Copy each line exactly. Drop every picture.

## [Raw data]
====

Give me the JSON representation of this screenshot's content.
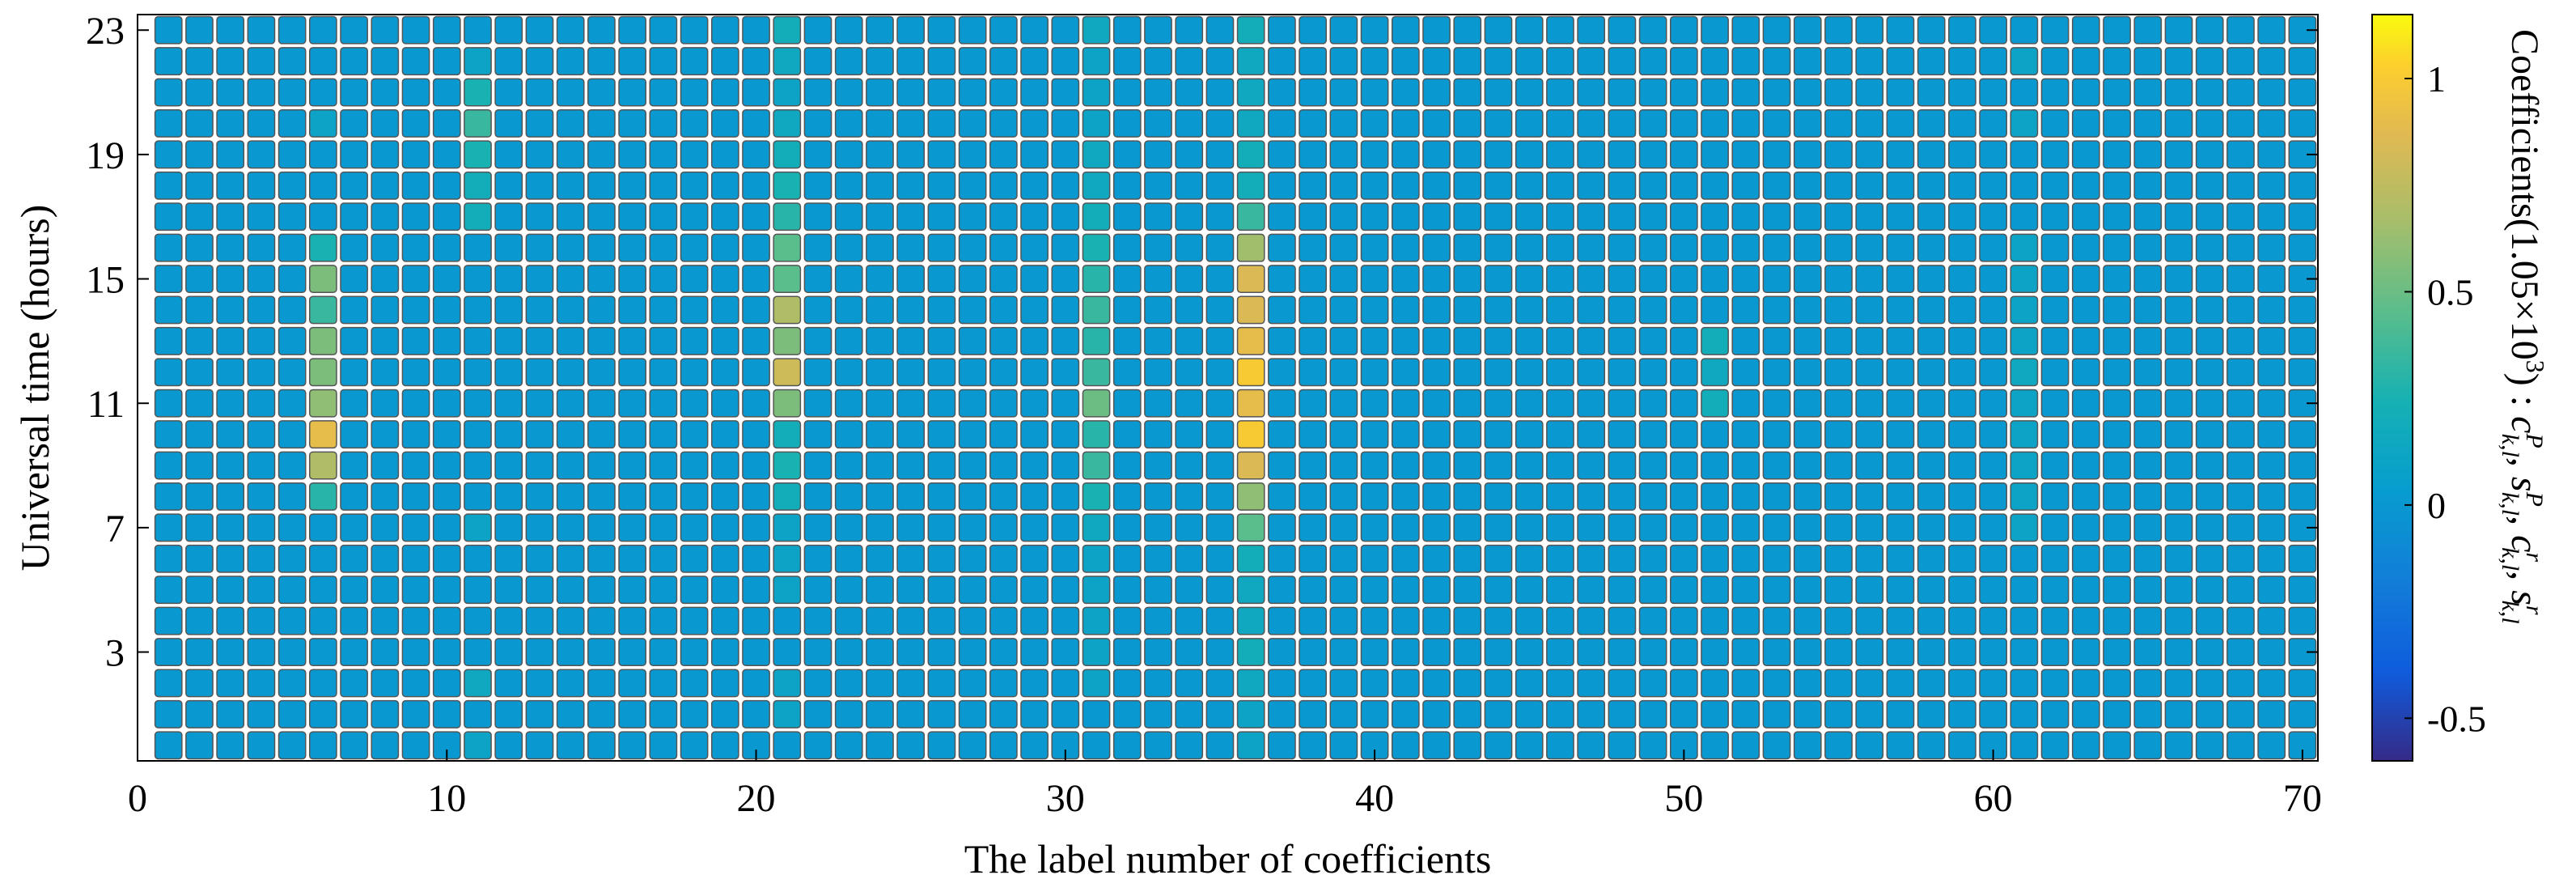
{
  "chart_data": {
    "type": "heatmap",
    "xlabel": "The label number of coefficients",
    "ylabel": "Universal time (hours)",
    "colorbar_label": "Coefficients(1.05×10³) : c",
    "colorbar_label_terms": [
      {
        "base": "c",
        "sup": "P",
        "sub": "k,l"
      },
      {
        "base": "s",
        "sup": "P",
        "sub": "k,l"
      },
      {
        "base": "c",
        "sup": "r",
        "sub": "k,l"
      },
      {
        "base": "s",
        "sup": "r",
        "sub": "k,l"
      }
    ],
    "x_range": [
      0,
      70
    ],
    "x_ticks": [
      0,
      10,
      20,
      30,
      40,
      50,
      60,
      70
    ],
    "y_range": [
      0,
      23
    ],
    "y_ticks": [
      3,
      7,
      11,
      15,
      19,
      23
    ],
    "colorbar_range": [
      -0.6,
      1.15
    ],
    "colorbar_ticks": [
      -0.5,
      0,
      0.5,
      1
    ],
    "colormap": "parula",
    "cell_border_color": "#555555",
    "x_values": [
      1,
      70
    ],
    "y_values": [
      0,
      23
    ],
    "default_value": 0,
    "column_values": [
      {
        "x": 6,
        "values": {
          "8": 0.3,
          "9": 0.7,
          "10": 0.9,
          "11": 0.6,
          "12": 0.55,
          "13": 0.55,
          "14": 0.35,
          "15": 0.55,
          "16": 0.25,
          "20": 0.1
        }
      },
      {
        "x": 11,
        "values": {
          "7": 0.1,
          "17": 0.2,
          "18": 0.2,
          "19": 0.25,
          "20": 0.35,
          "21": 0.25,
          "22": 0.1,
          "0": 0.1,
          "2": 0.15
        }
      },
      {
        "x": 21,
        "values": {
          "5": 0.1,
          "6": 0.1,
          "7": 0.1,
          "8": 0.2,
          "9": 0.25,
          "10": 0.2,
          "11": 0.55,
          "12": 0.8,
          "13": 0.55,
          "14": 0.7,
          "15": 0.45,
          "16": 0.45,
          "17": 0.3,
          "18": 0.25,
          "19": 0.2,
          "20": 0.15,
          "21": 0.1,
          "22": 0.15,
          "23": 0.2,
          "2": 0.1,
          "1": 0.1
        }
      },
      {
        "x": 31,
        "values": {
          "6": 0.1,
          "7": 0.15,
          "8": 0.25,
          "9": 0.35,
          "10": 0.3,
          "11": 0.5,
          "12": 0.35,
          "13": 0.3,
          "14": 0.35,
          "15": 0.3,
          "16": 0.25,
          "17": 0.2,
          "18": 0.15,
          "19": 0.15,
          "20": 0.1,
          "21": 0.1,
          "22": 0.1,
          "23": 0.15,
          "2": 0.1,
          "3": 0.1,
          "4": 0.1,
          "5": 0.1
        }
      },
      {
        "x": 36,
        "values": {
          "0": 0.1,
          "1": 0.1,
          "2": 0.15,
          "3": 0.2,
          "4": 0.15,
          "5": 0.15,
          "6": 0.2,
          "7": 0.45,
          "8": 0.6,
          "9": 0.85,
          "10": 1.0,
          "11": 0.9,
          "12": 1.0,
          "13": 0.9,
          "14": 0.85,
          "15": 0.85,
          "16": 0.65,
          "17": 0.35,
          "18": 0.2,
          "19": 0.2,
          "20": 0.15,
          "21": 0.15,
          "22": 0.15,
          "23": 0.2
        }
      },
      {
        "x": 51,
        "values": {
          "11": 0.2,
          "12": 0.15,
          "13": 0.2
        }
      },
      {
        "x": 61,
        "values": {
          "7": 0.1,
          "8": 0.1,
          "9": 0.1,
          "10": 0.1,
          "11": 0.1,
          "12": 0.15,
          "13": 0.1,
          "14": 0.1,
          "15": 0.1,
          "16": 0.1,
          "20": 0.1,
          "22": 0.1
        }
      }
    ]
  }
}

====

## [Answer to the task]
Give me the JSON representation of this screenshot's content.
{
  "chart_data": {
    "type": "heatmap",
    "xlabel": "The label number of coefficients",
    "ylabel": "Universal time (hours)",
    "colorbar_label": "Coefficients(1.05×10³) : c",
    "colorbar_label_terms": [
      {
        "base": "c",
        "sup": "P",
        "sub": "k,l"
      },
      {
        "base": "s",
        "sup": "P",
        "sub": "k,l"
      },
      {
        "base": "c",
        "sup": "r",
        "sub": "k,l"
      },
      {
        "base": "s",
        "sup": "r",
        "sub": "k,l"
      }
    ],
    "x_range": [
      0,
      70
    ],
    "x_ticks": [
      0,
      10,
      20,
      30,
      40,
      50,
      60,
      70
    ],
    "y_range": [
      0,
      23
    ],
    "y_ticks": [
      3,
      7,
      11,
      15,
      19,
      23
    ],
    "colorbar_range": [
      -0.6,
      1.15
    ],
    "colorbar_ticks": [
      -0.5,
      0,
      0.5,
      1
    ],
    "colormap": "parula",
    "cell_border_color": "#555555",
    "x_values": [
      1,
      70
    ],
    "y_values": [
      0,
      23
    ],
    "default_value": 0,
    "column_values": [
      {
        "x": 6,
        "values": {
          "8": 0.3,
          "9": 0.7,
          "10": 0.9,
          "11": 0.6,
          "12": 0.55,
          "13": 0.55,
          "14": 0.35,
          "15": 0.55,
          "16": 0.25,
          "20": 0.1
        }
      },
      {
        "x": 11,
        "values": {
          "7": 0.1,
          "17": 0.2,
          "18": 0.2,
          "19": 0.25,
          "20": 0.35,
          "21": 0.25,
          "22": 0.1,
          "0": 0.1,
          "2": 0.15
        }
      },
      {
        "x": 21,
        "values": {
          "5": 0.1,
          "6": 0.1,
          "7": 0.1,
          "8": 0.2,
          "9": 0.25,
          "10": 0.2,
          "11": 0.55,
          "12": 0.8,
          "13": 0.55,
          "14": 0.7,
          "15": 0.45,
          "16": 0.45,
          "17": 0.3,
          "18": 0.25,
          "19": 0.2,
          "20": 0.15,
          "21": 0.1,
          "22": 0.15,
          "23": 0.2,
          "2": 0.1,
          "1": 0.1
        }
      },
      {
        "x": 31,
        "values": {
          "6": 0.1,
          "7": 0.15,
          "8": 0.25,
          "9": 0.35,
          "10": 0.3,
          "11": 0.5,
          "12": 0.35,
          "13": 0.3,
          "14": 0.35,
          "15": 0.3,
          "16": 0.25,
          "17": 0.2,
          "18": 0.15,
          "19": 0.15,
          "20": 0.1,
          "21": 0.1,
          "22": 0.1,
          "23": 0.15,
          "2": 0.1,
          "3": 0.1,
          "4": 0.1,
          "5": 0.1
        }
      },
      {
        "x": 36,
        "values": {
          "0": 0.1,
          "1": 0.1,
          "2": 0.15,
          "3": 0.2,
          "4": 0.15,
          "5": 0.15,
          "6": 0.2,
          "7": 0.45,
          "8": 0.6,
          "9": 0.85,
          "10": 1.0,
          "11": 0.9,
          "12": 1.0,
          "13": 0.9,
          "14": 0.85,
          "15": 0.85,
          "16": 0.65,
          "17": 0.35,
          "18": 0.2,
          "19": 0.2,
          "20": 0.15,
          "21": 0.15,
          "22": 0.15,
          "23": 0.2
        }
      },
      {
        "x": 51,
        "values": {
          "11": 0.2,
          "12": 0.15,
          "13": 0.2
        }
      },
      {
        "x": 61,
        "values": {
          "7": 0.1,
          "8": 0.1,
          "9": 0.1,
          "10": 0.1,
          "11": 0.1,
          "12": 0.15,
          "13": 0.1,
          "14": 0.1,
          "15": 0.1,
          "16": 0.1,
          "20": 0.1,
          "22": 0.1
        }
      }
    ]
  }
}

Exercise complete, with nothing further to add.